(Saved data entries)
## START
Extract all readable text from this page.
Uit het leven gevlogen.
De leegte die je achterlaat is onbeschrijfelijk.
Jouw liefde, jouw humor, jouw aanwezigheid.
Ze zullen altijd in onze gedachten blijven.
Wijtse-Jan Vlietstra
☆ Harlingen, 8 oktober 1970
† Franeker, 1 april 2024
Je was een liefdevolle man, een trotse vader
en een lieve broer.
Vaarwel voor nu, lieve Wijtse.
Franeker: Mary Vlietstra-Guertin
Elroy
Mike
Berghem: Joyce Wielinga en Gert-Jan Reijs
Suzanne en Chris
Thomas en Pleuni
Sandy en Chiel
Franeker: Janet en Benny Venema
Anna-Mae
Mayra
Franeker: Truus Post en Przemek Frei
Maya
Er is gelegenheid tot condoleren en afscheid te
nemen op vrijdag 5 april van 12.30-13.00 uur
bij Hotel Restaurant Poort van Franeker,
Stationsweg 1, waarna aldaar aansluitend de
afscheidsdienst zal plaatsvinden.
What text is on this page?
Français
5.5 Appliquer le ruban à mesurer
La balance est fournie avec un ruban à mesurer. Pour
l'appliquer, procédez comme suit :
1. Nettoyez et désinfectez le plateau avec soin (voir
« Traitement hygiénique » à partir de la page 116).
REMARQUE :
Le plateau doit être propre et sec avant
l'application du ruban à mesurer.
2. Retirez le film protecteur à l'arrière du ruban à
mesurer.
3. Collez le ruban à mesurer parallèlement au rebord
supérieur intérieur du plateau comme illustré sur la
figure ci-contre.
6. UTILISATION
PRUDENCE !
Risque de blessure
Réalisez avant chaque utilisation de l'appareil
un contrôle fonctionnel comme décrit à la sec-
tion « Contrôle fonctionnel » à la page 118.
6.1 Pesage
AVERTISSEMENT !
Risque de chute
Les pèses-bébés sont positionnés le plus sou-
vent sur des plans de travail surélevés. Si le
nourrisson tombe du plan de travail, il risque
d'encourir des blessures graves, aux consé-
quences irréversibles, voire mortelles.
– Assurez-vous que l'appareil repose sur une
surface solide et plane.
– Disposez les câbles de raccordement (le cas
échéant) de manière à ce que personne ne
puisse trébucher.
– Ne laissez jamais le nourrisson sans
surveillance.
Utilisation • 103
## END
**Your instructions:** Collect every line from the records above that contains the word "Franeker".

**Solution to this problem:**
† Franeker, 1 april 2024
Franeker: Mary Vlietstra-Guertin
Franeker: Janet en Benny Venema
Franeker: Truus Post en Przemek Frei
bij Hotel Restaurant Poort van Franeker,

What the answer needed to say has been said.